──────── QUOTED PASSAGE
It's been six months since my cofounder and I broke up, and I figured it's time to publish an update on what I've been up to. To recap, David and I spent about a year exploring the startup idea maze in 2020, and while we were ultimately unsuccessful, we parted amicably. He's gone on to start a carbon accounting software company with a new cofounder who works in the oil&gas industry. I, on the other hand, have veered off the venture-backed startup route, and have been building a technical content agency, Frindle. This post is my attempt to share what I've learned in the process.

After the cofounder breakup, I decided to spend the summer pursuing some journalism projects and figuring out what I wanted to do next. I felt, for the first time, a real sense of freedom in my career, a desire to roam. This was completely disconnected from my material reality — it's not like I had a big exit or made a lot of money in crypto — but the startup failure was surprisingly liberating. I'd failed, the world hadn't ended, I hadn't collapsed emotionally, and I still wanted to try again, this time with a better set of parameters.

So I had a giant whiteboard in my living room, and I put all the possibilities on the board. This included everything from becoming a Junior VC to taking a full time developer job to writing a novel. Over time the options winnowed. Some things ended up not working out. Others I tried, and didn't like them as much as I thought I would.

One of the ideas on my board was a technical content agency. Because of my journalism background, my entrepreneur friends often asked me whether I knew any writers open to doing content writing for their startups. (I even curated a list of available content writers.) As a developer myself, I'd benefitted enormously from technical content in particular, although in the past I'd given little thought to how it was produced. For me, people who answered StackOverflow questions or wrote up long, free guides on SSL did so for inscrutable reasons, like kidney donors.
────────────────
──────── DATASET CONTENT
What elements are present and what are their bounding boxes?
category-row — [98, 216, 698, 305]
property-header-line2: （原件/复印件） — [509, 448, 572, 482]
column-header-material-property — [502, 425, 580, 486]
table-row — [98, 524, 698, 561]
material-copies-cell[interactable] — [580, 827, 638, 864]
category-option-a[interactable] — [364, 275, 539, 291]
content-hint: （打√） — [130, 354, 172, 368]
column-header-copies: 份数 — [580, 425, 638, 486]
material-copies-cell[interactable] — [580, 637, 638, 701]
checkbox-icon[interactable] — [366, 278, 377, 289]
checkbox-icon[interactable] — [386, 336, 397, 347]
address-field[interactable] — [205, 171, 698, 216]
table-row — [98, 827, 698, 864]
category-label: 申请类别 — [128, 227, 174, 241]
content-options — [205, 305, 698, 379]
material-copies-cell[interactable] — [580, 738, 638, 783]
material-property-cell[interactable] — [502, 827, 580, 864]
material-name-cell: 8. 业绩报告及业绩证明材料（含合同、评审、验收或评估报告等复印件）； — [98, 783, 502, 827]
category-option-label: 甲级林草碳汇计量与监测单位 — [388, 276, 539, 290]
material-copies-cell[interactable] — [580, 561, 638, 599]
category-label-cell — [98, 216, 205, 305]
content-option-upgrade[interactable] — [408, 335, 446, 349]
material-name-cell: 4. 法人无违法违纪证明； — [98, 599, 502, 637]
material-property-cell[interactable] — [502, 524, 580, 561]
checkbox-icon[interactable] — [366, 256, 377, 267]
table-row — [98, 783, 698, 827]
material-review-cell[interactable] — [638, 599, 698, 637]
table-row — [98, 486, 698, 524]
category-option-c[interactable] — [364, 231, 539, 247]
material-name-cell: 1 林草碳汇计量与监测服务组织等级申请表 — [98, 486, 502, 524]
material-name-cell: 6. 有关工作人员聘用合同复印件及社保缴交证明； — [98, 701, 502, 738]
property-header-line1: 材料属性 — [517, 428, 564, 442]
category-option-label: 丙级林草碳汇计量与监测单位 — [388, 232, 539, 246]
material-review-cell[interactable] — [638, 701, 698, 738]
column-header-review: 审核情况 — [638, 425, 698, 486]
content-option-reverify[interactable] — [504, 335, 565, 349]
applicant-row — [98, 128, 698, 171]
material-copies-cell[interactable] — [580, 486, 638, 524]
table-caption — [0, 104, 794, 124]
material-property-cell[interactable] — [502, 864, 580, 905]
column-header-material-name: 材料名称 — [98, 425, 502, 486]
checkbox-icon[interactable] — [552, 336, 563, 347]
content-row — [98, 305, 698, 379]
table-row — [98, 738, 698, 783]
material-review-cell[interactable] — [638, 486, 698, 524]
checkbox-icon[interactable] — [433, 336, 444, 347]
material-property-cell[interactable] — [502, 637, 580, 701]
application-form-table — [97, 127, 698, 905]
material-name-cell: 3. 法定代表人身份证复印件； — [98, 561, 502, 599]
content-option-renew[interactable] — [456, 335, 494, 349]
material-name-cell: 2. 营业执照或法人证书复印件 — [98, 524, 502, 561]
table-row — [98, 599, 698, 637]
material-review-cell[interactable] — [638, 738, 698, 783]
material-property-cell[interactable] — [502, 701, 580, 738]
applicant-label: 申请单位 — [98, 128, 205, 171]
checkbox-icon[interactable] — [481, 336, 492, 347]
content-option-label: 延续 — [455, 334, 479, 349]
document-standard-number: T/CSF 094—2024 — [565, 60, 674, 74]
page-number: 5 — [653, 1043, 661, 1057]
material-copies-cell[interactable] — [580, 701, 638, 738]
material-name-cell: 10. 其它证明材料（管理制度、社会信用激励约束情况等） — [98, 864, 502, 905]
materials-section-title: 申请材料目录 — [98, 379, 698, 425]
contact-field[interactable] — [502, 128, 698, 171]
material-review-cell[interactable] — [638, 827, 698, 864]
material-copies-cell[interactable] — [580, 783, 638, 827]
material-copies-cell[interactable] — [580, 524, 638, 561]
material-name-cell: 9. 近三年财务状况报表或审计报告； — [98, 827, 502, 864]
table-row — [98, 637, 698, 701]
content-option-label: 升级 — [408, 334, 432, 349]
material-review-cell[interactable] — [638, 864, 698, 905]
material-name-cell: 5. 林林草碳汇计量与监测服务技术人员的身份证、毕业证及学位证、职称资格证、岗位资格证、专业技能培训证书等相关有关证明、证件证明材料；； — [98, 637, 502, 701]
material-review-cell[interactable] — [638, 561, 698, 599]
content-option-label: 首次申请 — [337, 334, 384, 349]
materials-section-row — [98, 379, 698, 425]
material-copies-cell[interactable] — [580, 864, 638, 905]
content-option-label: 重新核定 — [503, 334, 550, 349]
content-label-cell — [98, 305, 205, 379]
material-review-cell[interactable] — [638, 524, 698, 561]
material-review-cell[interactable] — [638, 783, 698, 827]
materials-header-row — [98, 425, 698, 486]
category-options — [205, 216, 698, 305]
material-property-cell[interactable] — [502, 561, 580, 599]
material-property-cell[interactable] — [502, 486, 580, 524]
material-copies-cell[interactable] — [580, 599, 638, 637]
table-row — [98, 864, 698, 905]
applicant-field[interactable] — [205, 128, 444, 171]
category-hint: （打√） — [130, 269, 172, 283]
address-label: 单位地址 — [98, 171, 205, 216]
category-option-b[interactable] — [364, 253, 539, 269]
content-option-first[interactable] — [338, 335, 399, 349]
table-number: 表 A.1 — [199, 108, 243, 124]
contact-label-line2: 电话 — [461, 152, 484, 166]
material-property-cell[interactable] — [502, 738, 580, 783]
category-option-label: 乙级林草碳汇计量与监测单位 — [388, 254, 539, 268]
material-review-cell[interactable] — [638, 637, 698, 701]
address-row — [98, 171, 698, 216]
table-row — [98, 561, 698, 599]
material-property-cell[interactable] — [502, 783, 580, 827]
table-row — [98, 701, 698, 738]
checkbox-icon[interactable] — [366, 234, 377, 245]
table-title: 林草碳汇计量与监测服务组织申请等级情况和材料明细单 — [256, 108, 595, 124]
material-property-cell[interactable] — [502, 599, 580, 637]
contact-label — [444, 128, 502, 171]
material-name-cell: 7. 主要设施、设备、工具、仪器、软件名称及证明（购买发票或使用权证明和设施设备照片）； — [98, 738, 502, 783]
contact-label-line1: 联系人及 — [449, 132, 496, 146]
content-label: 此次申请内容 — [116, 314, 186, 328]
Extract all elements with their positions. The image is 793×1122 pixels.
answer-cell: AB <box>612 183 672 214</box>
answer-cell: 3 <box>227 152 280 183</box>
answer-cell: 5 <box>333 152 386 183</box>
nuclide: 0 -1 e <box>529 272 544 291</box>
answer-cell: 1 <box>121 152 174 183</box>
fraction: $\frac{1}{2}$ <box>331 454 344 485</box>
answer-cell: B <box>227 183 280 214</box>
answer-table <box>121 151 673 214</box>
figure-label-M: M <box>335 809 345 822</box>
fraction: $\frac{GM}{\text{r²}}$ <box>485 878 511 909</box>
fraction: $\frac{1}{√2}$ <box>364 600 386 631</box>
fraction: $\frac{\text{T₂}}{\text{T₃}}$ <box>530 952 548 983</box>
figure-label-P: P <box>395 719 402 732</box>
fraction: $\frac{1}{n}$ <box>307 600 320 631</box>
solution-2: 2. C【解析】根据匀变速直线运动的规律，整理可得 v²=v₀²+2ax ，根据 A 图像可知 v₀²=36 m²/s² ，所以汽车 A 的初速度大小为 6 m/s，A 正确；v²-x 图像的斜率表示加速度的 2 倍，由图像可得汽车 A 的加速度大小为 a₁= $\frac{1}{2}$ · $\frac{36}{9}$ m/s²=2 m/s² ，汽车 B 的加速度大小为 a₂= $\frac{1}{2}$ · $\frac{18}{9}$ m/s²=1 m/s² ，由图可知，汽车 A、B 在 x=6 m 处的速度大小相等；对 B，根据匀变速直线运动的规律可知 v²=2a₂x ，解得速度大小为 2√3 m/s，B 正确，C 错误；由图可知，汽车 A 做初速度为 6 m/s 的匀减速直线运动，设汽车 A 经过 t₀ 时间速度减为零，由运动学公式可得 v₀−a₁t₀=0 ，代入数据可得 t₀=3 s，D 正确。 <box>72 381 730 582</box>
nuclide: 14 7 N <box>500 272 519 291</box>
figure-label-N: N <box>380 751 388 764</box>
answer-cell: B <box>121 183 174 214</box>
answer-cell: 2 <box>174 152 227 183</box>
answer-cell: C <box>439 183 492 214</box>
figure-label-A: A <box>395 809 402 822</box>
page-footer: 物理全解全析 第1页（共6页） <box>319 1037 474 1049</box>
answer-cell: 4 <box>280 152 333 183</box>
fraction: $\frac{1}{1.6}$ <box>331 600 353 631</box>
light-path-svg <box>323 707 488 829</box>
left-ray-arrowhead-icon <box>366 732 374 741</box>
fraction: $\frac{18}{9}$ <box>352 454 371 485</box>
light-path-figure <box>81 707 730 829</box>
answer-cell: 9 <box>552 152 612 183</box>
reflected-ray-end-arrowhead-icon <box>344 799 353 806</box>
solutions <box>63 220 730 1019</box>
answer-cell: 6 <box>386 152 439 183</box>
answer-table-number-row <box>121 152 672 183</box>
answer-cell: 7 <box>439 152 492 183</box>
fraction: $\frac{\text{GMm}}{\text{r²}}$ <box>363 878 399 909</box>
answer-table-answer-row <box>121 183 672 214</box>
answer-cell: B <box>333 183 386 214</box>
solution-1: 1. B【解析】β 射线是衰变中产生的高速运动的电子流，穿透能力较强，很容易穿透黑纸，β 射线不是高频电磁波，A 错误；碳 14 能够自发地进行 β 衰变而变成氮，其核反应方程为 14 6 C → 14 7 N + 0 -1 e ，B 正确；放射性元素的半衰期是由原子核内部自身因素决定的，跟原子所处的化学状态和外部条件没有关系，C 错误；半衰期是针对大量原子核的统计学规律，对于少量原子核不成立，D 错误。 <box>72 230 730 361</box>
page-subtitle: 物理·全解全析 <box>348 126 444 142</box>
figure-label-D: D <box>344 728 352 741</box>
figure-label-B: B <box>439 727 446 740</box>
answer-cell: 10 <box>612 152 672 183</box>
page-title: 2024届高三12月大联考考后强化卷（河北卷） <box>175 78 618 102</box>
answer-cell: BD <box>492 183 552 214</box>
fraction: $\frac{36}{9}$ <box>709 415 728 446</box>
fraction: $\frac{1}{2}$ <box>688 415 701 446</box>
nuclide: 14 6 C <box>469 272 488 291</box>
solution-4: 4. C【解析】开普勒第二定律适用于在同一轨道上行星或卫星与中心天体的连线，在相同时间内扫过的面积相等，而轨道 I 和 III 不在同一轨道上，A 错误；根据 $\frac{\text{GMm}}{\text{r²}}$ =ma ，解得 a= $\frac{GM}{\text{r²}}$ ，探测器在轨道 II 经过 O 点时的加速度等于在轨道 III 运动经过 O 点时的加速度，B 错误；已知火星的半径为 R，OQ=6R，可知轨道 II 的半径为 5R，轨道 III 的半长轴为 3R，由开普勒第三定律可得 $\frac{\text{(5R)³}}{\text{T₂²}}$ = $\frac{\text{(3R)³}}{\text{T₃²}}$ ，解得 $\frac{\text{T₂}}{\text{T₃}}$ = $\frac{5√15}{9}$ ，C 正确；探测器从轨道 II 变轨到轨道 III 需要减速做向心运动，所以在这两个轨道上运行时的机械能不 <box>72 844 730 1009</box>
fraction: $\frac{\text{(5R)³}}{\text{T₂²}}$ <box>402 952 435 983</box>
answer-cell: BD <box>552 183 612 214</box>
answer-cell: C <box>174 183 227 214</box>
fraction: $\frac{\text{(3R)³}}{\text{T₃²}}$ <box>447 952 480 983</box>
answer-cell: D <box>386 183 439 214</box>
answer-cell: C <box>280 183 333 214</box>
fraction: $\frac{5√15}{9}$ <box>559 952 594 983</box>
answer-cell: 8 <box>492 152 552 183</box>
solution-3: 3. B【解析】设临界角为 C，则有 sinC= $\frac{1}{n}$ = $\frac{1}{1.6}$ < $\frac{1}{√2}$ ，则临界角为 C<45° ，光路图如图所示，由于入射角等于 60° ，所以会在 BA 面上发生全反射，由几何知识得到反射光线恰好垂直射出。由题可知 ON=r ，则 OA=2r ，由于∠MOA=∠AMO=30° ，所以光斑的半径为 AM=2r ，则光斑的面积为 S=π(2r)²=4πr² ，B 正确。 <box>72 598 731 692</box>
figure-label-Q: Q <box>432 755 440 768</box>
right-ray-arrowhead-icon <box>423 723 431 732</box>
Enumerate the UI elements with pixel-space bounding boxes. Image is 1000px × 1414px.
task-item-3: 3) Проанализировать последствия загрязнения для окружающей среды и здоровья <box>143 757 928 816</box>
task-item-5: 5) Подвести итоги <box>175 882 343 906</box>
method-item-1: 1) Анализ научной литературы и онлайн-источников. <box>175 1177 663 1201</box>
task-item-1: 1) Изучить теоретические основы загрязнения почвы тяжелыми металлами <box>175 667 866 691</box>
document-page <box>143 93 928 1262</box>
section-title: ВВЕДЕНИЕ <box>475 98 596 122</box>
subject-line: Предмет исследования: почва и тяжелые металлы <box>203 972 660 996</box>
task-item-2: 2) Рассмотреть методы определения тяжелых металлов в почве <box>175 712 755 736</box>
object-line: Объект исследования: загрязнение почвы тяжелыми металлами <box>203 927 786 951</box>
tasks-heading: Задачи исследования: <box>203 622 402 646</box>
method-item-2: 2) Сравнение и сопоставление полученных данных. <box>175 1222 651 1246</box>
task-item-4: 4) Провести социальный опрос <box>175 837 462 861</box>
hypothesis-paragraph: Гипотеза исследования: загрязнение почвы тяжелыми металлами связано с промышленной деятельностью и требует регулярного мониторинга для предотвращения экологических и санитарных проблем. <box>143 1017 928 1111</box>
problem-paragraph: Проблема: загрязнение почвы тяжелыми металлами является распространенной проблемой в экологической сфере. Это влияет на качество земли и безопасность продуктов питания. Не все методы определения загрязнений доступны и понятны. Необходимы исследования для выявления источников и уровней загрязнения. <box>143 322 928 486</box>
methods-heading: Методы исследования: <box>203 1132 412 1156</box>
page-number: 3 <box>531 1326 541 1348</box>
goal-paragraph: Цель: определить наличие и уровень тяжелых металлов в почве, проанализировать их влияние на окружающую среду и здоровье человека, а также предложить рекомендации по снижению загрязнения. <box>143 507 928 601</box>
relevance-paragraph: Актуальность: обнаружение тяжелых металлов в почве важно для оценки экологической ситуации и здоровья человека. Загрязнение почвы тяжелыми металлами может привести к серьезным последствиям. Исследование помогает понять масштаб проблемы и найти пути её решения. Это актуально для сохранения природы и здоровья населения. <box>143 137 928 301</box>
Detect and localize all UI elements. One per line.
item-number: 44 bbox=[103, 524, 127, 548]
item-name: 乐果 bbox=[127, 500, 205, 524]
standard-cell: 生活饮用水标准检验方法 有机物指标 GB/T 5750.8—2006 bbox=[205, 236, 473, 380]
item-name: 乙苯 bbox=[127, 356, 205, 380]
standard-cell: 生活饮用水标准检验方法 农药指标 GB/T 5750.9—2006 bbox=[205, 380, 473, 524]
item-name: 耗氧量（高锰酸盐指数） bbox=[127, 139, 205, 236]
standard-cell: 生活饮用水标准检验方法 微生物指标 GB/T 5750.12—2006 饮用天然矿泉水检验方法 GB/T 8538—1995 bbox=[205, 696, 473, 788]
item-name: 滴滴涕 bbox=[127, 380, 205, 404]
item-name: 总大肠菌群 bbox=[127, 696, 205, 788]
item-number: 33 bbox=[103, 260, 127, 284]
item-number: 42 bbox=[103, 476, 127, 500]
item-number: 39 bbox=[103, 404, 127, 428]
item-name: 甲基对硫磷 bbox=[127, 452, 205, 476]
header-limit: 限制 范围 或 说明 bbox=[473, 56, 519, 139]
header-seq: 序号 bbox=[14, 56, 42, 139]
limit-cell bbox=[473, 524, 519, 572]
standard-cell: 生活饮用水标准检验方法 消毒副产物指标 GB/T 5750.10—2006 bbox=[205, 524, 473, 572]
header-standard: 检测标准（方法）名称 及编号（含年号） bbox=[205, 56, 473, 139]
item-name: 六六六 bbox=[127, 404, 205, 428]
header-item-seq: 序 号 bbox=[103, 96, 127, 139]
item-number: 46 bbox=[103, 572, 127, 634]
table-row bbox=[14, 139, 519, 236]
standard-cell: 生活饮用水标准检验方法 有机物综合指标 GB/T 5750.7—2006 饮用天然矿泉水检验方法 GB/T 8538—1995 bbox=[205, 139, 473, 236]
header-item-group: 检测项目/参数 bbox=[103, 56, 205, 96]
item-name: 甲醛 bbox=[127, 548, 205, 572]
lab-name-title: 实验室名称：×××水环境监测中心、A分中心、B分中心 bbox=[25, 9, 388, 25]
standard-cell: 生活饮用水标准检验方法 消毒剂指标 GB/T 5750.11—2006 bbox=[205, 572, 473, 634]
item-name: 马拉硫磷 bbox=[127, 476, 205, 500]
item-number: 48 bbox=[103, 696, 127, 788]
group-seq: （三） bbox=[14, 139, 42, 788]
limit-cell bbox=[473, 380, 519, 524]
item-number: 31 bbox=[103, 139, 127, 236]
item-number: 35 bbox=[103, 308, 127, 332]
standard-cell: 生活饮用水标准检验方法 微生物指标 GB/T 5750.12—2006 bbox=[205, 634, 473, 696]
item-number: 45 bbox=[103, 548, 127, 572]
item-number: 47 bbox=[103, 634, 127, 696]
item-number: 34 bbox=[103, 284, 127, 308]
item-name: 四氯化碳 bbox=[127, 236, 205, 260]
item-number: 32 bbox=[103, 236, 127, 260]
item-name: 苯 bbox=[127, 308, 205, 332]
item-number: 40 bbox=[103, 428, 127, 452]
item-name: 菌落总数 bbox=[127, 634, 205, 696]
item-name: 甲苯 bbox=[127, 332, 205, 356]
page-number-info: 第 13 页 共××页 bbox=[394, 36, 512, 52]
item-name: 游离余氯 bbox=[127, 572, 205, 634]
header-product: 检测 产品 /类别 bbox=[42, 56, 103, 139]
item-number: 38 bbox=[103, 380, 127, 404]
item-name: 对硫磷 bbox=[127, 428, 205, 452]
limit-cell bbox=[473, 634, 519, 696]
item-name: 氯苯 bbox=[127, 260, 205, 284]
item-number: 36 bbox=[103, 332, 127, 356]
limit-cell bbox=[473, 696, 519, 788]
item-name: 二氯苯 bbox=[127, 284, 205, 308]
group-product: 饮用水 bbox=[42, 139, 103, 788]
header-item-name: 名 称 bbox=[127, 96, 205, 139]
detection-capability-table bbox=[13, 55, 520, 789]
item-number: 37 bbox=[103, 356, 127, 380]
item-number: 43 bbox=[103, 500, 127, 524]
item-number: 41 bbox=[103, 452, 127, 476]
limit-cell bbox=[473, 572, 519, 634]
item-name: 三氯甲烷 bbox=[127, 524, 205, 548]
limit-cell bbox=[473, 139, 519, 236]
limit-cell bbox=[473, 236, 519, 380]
────────────────
Write out the post about the cofounder breakup word for word, from "One of the ideas" down to "like kidney donors.".

One of the ideas on my board was a technical content agency. Because of my journalism background, my entrepreneur friends often asked me whether I knew any writers open to doing content writing for their startups. (I even curated a list of available content writers.) As a developer myself, I'd benefitted enormously from technical content in particular, although in the past I'd given little thought to how it was produced. For me, people who answered StackOverflow questions or wrote up long, free guides on SSL did so for inscrutable reasons, like kidney donors.